EXCERPTED RECORDS:
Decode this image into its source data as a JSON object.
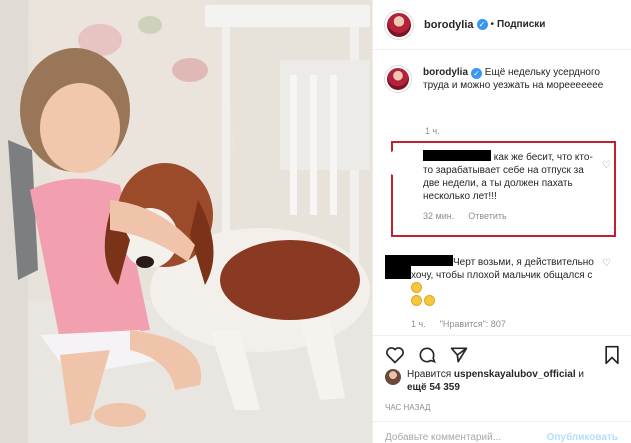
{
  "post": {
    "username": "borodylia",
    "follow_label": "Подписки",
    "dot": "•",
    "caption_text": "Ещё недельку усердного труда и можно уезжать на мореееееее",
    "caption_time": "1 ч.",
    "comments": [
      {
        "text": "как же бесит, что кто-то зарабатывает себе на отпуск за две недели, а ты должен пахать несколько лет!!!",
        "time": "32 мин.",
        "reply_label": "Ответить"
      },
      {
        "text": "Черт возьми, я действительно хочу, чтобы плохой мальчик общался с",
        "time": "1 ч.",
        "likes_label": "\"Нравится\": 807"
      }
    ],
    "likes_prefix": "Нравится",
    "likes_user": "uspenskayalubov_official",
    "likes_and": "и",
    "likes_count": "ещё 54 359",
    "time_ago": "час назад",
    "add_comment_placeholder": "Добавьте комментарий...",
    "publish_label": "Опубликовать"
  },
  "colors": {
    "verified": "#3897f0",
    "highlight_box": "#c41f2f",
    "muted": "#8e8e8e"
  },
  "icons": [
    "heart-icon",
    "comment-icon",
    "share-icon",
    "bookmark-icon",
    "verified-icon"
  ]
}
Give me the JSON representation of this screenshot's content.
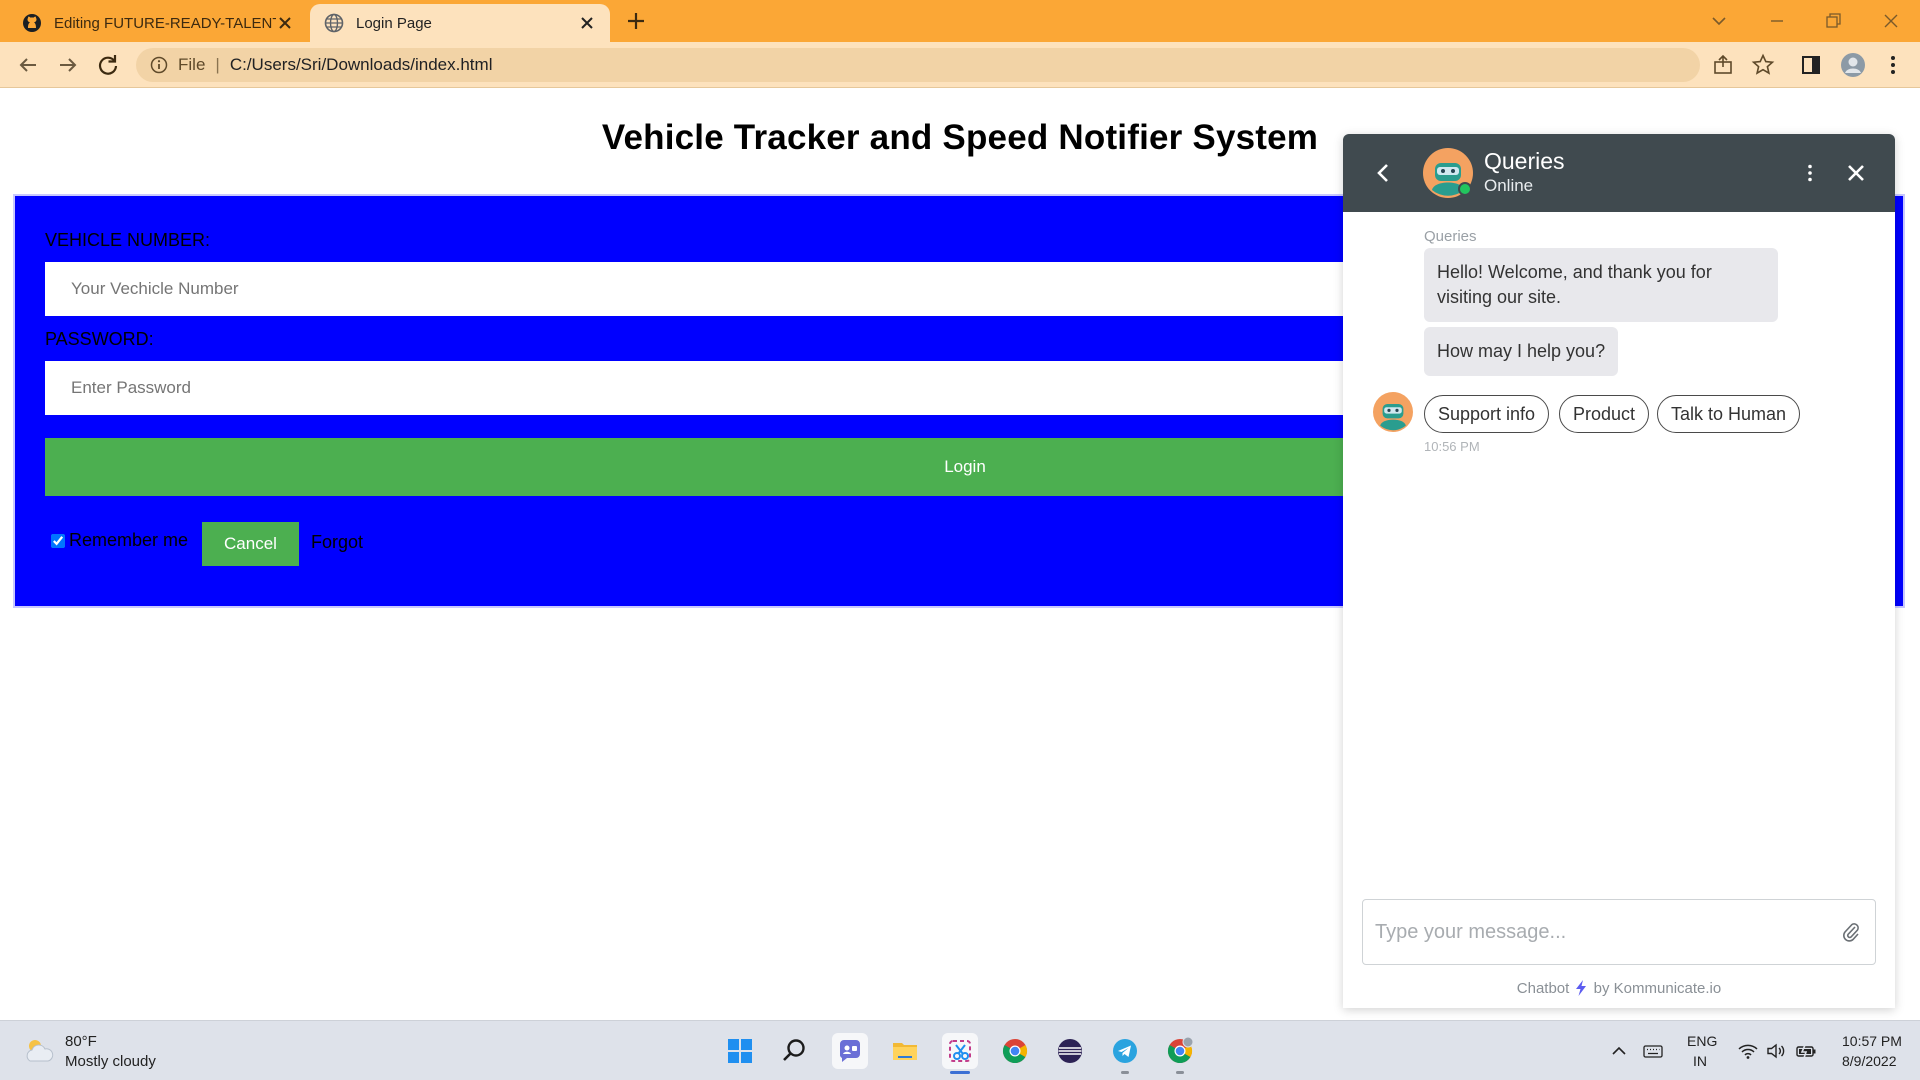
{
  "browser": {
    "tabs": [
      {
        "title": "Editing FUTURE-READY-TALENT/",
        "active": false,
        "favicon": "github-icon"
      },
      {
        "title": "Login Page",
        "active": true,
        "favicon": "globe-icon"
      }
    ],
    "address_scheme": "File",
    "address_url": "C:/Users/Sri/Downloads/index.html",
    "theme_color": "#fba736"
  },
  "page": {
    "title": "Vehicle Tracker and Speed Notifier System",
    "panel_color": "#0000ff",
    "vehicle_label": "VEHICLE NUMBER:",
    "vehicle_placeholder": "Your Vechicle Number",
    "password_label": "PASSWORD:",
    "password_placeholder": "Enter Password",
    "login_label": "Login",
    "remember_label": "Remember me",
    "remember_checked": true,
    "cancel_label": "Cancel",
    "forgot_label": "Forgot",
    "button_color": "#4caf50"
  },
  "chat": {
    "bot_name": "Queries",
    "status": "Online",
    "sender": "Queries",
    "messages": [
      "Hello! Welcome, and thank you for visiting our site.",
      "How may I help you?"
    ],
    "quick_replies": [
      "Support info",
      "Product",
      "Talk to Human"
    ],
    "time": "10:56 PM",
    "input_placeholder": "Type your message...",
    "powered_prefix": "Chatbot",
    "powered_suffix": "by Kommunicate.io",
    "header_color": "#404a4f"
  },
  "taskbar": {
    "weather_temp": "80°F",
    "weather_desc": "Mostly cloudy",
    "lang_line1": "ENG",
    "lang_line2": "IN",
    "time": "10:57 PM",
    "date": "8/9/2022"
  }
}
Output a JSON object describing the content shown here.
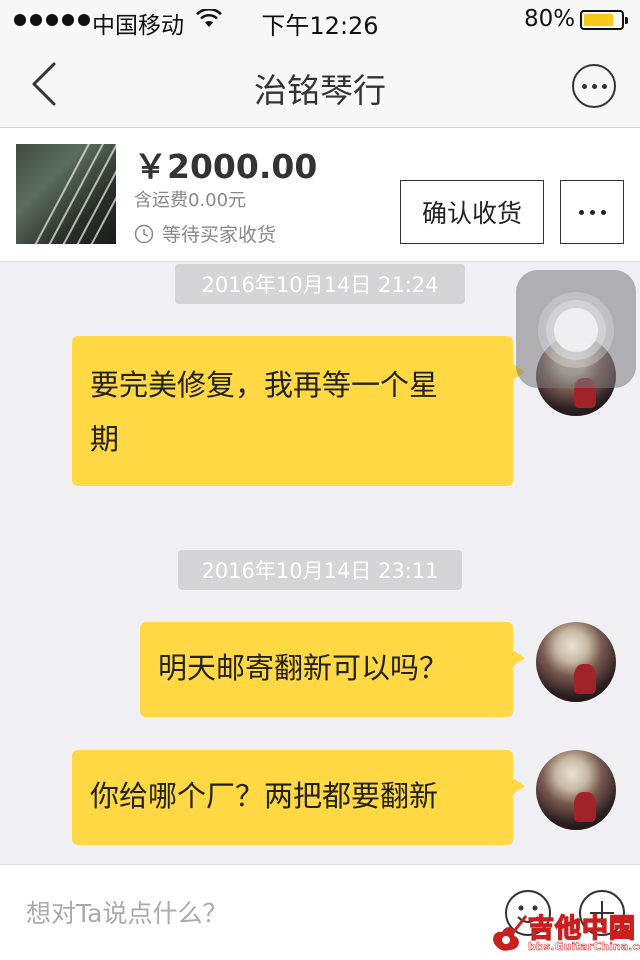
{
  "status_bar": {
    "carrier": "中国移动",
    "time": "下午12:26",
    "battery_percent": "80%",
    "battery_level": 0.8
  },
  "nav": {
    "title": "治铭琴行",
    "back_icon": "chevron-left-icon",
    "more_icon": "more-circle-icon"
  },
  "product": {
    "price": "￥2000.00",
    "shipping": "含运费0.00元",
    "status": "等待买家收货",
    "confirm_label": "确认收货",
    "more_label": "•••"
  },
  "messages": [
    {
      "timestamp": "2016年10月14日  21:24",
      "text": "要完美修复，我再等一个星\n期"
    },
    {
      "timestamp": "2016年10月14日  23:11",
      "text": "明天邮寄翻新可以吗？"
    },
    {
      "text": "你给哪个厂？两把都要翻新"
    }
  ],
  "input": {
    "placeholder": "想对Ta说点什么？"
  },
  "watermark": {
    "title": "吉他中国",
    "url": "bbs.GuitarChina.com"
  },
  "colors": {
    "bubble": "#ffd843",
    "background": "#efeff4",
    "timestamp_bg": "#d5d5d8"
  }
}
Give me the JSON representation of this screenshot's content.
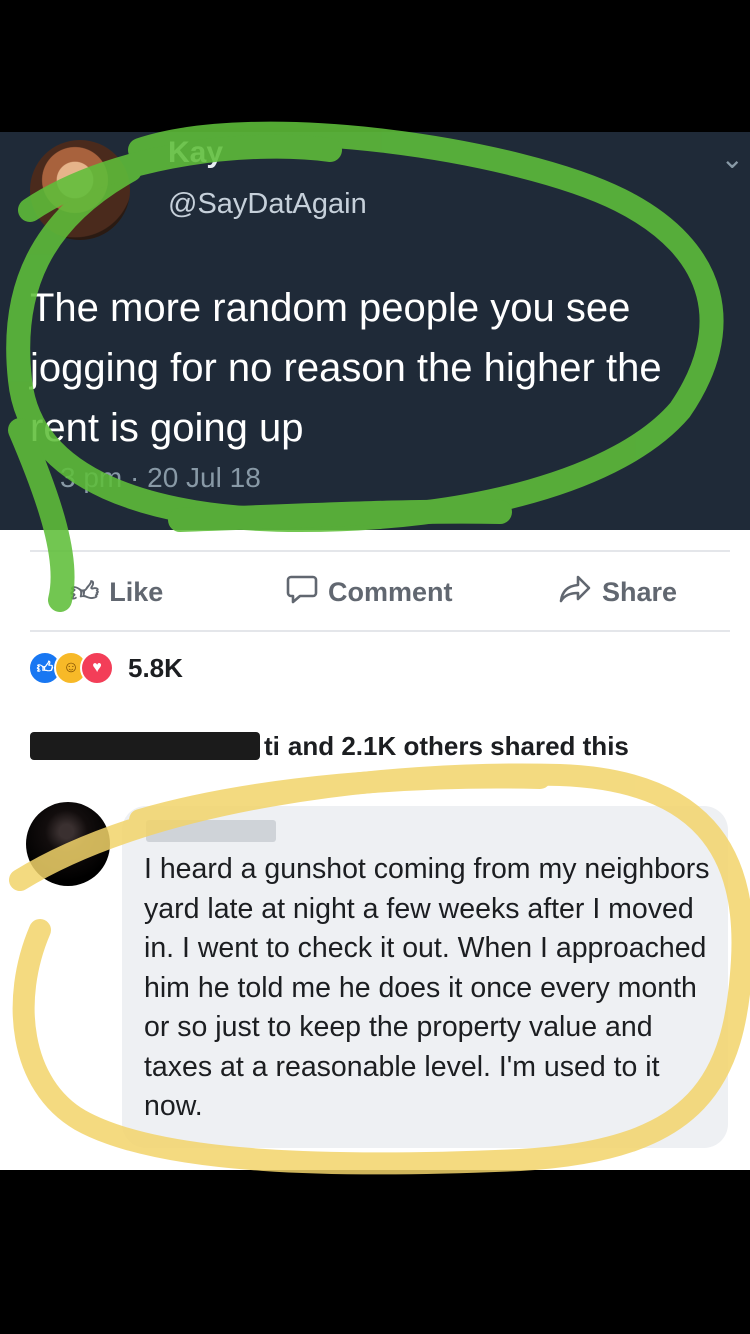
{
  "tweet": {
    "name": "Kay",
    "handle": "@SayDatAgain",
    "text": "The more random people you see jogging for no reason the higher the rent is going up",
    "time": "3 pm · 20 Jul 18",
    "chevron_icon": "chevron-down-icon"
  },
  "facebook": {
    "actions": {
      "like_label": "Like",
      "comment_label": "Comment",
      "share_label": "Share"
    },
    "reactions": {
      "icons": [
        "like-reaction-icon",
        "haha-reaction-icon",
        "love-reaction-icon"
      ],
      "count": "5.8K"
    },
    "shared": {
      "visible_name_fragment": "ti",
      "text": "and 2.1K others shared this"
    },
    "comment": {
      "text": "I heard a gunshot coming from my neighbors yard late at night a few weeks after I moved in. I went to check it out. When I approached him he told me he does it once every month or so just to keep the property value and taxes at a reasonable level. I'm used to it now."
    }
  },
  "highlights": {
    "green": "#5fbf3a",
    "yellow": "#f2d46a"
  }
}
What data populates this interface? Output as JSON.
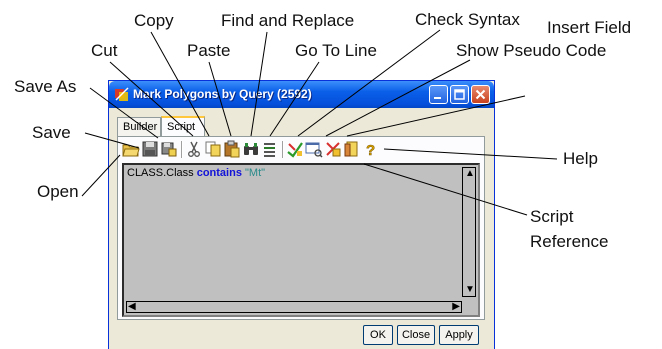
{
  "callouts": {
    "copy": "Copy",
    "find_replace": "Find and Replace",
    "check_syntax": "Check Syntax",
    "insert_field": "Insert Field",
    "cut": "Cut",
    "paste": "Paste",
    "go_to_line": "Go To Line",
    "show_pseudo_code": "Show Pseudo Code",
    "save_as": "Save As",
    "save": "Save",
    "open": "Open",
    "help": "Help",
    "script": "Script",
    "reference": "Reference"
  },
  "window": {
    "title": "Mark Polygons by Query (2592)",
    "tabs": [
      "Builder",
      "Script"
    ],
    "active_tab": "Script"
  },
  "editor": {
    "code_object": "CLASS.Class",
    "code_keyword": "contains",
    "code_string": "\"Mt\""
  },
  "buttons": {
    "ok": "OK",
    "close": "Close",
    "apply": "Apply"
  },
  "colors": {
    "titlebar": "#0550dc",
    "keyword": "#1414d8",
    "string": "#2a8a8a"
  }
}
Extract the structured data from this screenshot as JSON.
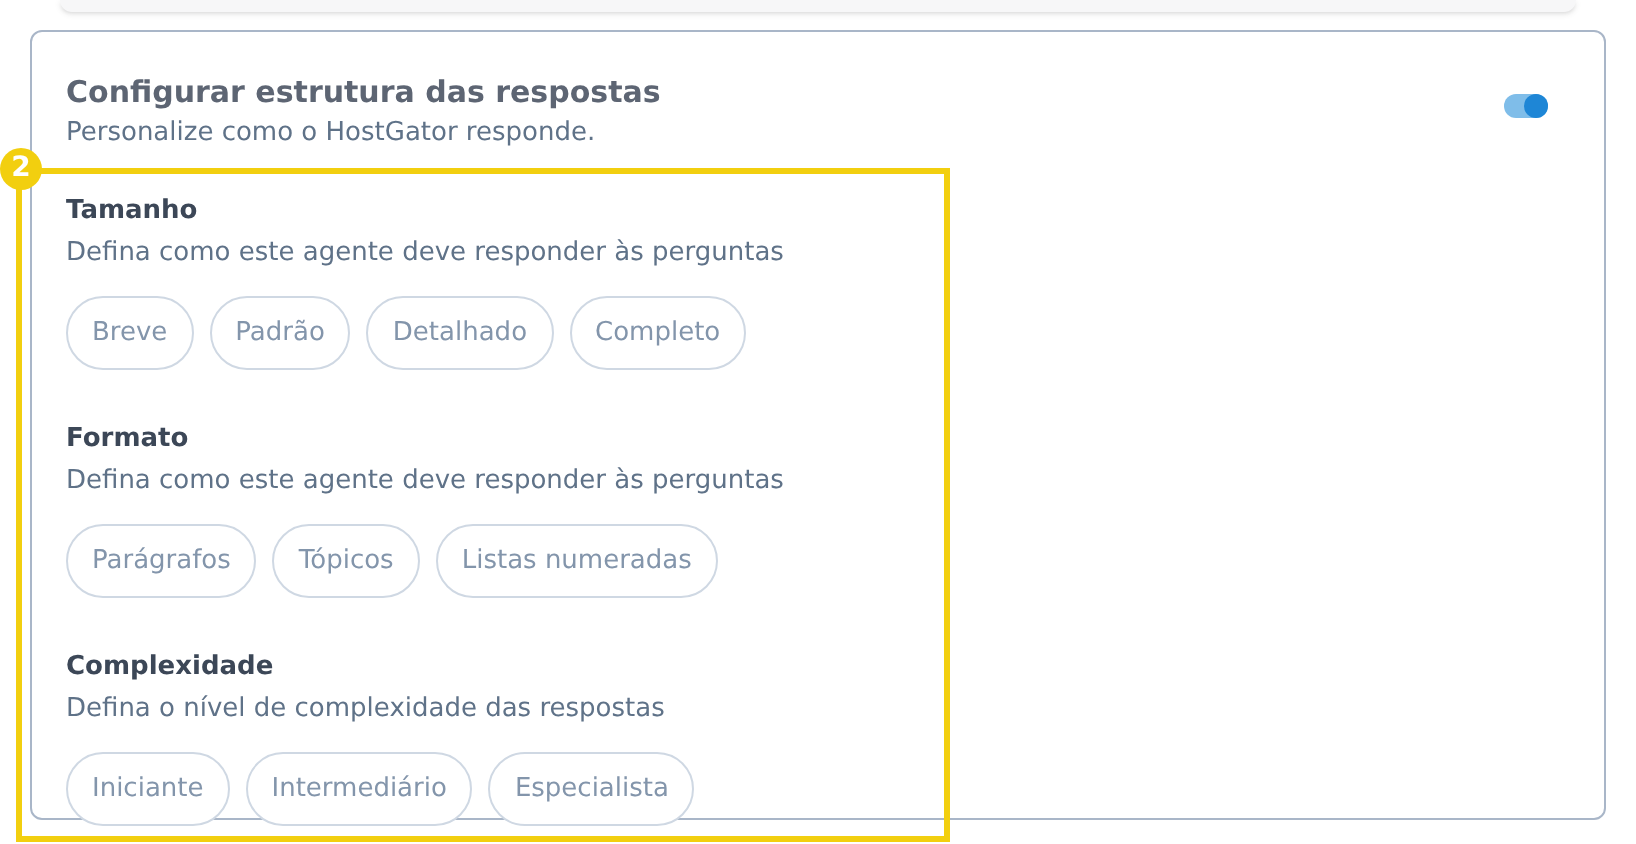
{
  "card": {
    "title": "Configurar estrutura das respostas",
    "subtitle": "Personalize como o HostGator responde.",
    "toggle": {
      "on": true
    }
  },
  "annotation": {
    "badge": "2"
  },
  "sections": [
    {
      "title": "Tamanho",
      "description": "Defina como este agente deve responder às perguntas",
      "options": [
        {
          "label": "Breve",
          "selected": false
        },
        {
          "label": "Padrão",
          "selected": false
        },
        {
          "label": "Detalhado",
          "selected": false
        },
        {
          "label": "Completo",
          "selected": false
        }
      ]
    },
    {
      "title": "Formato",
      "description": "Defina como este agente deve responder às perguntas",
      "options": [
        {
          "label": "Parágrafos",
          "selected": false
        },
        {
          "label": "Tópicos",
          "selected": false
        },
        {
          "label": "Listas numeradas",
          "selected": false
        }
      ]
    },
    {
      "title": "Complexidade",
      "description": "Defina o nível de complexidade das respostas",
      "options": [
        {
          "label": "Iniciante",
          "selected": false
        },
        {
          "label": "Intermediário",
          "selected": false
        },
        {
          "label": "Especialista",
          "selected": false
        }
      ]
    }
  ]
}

THE REQUEST:
Write out each entry exactly as given, but skip the pictures.

TASK OUTPUT:
Decode this image into its source data as a JSON object.
{
  "post": {
    "username": "borodylia",
    "follow_label": "Подписки",
    "dot": "•",
    "caption_text": "Ещё недельку усердного труда и можно уезжать на мореееееее",
    "caption_time": "1 ч.",
    "comments": [
      {
        "text": "как же бесит, что кто-то зарабатывает себе на отпуск за две недели, а ты должен пахать несколько лет!!!",
        "time": "32 мин.",
        "reply_label": "Ответить"
      },
      {
        "text": "Черт возьми, я действительно хочу, чтобы плохой мальчик общался с",
        "time": "1 ч.",
        "likes_label": "\"Нравится\": 807"
      }
    ],
    "likes_prefix": "Нравится",
    "likes_user": "uspenskayalubov_official",
    "likes_and": "и",
    "likes_count": "ещё 54 359",
    "time_ago": "час назад",
    "add_comment_placeholder": "Добавьте комментарий...",
    "publish_label": "Опубликовать"
  },
  "colors": {
    "verified": "#3897f0",
    "highlight_box": "#c41f2f",
    "muted": "#8e8e8e"
  },
  "icons": [
    "heart-icon",
    "comment-icon",
    "share-icon",
    "bookmark-icon",
    "verified-icon"
  ]
}
Give me the JSON representation of this screenshot's content.
{
  "browser": {
    "tabs": [
      {
        "title": "Editing FUTURE-READY-TALENT/",
        "active": false,
        "favicon": "github-icon"
      },
      {
        "title": "Login Page",
        "active": true,
        "favicon": "globe-icon"
      }
    ],
    "address_scheme": "File",
    "address_url": "C:/Users/Sri/Downloads/index.html",
    "theme_color": "#fba736"
  },
  "page": {
    "title": "Vehicle Tracker and Speed Notifier System",
    "panel_color": "#0000ff",
    "vehicle_label": "VEHICLE NUMBER:",
    "vehicle_placeholder": "Your Vechicle Number",
    "password_label": "PASSWORD:",
    "password_placeholder": "Enter Password",
    "login_label": "Login",
    "remember_label": "Remember me",
    "remember_checked": true,
    "cancel_label": "Cancel",
    "forgot_label": "Forgot",
    "button_color": "#4caf50"
  },
  "chat": {
    "bot_name": "Queries",
    "status": "Online",
    "sender": "Queries",
    "messages": [
      "Hello! Welcome, and thank you for visiting our site.",
      "How may I help you?"
    ],
    "quick_replies": [
      "Support info",
      "Product",
      "Talk to Human"
    ],
    "time": "10:56 PM",
    "input_placeholder": "Type your message...",
    "powered_prefix": "Chatbot",
    "powered_suffix": "by Kommunicate.io",
    "header_color": "#404a4f"
  },
  "taskbar": {
    "weather_temp": "80°F",
    "weather_desc": "Mostly cloudy",
    "lang_line1": "ENG",
    "lang_line2": "IN",
    "time": "10:57 PM",
    "date": "8/9/2022"
  }
}
Output a JSON object describing the content shown here.
{
  "status_bar": {
    "carrier": "中国移动",
    "time": "下午12:26",
    "battery_percent": "80%",
    "battery_level": 0.8
  },
  "nav": {
    "title": "治铭琴行",
    "back_icon": "chevron-left-icon",
    "more_icon": "more-circle-icon"
  },
  "product": {
    "price": "￥2000.00",
    "shipping": "含运费0.00元",
    "status": "等待买家收货",
    "confirm_label": "确认收货",
    "more_label": "•••"
  },
  "messages": [
    {
      "timestamp": "2016年10月14日  21:24",
      "text": "要完美修复，我再等一个星\n期"
    },
    {
      "timestamp": "2016年10月14日  23:11",
      "text": "明天邮寄翻新可以吗？"
    },
    {
      "text": "你给哪个厂？两把都要翻新"
    }
  ],
  "input": {
    "placeholder": "想对Ta说点什么？"
  },
  "watermark": {
    "title": "吉他中国",
    "url": "bbs.GuitarChina.com"
  },
  "colors": {
    "bubble": "#ffd843",
    "background": "#efeff4",
    "timestamp_bg": "#d5d5d8"
  }
}
Give me the JSON representation of this screenshot's content.
{
  "tweet": {
    "name": "Kay",
    "handle": "@SayDatAgain",
    "text": "The more random people you see jogging for no reason the higher the rent is going up",
    "time": "3 pm · 20 Jul 18",
    "chevron_icon": "chevron-down-icon"
  },
  "facebook": {
    "actions": {
      "like_label": "Like",
      "comment_label": "Comment",
      "share_label": "Share"
    },
    "reactions": {
      "icons": [
        "like-reaction-icon",
        "haha-reaction-icon",
        "love-reaction-icon"
      ],
      "count": "5.8K"
    },
    "shared": {
      "visible_name_fragment": "ti",
      "text": "and 2.1K others shared this"
    },
    "comment": {
      "text": "I heard a gunshot coming from my neighbors yard late at night a few weeks after I moved in. I went to check it out. When I approached him he told me he does it once every month or so just to keep the property value and taxes at a reasonable level. I'm used to it now."
    }
  },
  "highlights": {
    "green": "#5fbf3a",
    "yellow": "#f2d46a"
  }
}
What data populates this interface? Output as JSON.
{
  "callouts": {
    "copy": "Copy",
    "find_replace": "Find and Replace",
    "check_syntax": "Check Syntax",
    "insert_field": "Insert Field",
    "cut": "Cut",
    "paste": "Paste",
    "go_to_line": "Go To Line",
    "show_pseudo_code": "Show Pseudo Code",
    "save_as": "Save As",
    "save": "Save",
    "open": "Open",
    "help": "Help",
    "script": "Script",
    "reference": "Reference"
  },
  "window": {
    "title": "Mark Polygons by Query (2592)",
    "tabs": [
      "Builder",
      "Script"
    ],
    "active_tab": "Script"
  },
  "editor": {
    "code_object": "CLASS.Class",
    "code_keyword": "contains",
    "code_string": "\"Mt\""
  },
  "buttons": {
    "ok": "OK",
    "close": "Close",
    "apply": "Apply"
  },
  "colors": {
    "titlebar": "#0550dc",
    "keyword": "#1414d8",
    "string": "#2a8a8a"
  }
}
Extract the structured data from this screenshot as JSON.
{
  "card": {
    "title": "Configurar estrutura das respostas",
    "subtitle": "Personalize como o HostGator responde.",
    "toggle": {
      "on": true
    }
  },
  "annotation": {
    "badge": "2"
  },
  "sections": [
    {
      "title": "Tamanho",
      "description": "Defina como este agente deve responder às perguntas",
      "options": [
        {
          "label": "Breve",
          "selected": false
        },
        {
          "label": "Padrão",
          "selected": false
        },
        {
          "label": "Detalhado",
          "selected": false
        },
        {
          "label": "Completo",
          "selected": false
        }
      ]
    },
    {
      "title": "Formato",
      "description": "Defina como este agente deve responder às perguntas",
      "options": [
        {
          "label": "Parágrafos",
          "selected": false
        },
        {
          "label": "Tópicos",
          "selected": false
        },
        {
          "label": "Listas numeradas",
          "selected": false
        }
      ]
    },
    {
      "title": "Complexidade",
      "description": "Defina o nível de complexidade das respostas",
      "options": [
        {
          "label": "Iniciante",
          "selected": false
        },
        {
          "label": "Intermediário",
          "selected": false
        },
        {
          "label": "Especialista",
          "selected": false
        }
      ]
    }
  ]
}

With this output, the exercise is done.